Records from a data source
________________
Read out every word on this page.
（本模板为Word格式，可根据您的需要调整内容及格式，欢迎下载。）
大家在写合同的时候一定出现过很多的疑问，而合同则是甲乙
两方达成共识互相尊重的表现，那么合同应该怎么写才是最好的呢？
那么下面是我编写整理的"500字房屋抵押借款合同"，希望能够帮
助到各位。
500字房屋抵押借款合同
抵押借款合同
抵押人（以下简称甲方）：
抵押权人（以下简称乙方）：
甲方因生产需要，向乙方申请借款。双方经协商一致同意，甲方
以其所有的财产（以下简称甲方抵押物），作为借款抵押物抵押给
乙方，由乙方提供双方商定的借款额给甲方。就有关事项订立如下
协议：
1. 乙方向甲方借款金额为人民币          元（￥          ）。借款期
________________
- WHAT YOU ARE ASKED TO DO -
Please reproduce every line of the material word for word.

- SOLUTION TO THE EXERCISE -
Read out every word on this page.
（本模板为Word格式，可根据您的需要调整内容及格式，欢迎下载。）
大家在写合同的时候一定出现过很多的疑问，而合同则是甲乙
两方达成共识互相尊重的表现，那么合同应该怎么写才是最好的呢？
那么下面是我编写整理的"500字房屋抵押借款合同"，希望能够帮
助到各位。
500字房屋抵押借款合同
抵押借款合同
抵押人（以下简称甲方）：
抵押权人（以下简称乙方）：
甲方因生产需要，向乙方申请借款。双方经协商一致同意，甲方
以其所有的财产（以下简称甲方抵押物），作为借款抵押物抵押给
乙方，由乙方提供双方商定的借款额给甲方。就有关事项订立如下
协议：
1. 乙方向甲方借款金额为人民币          元（￥          ）。借款期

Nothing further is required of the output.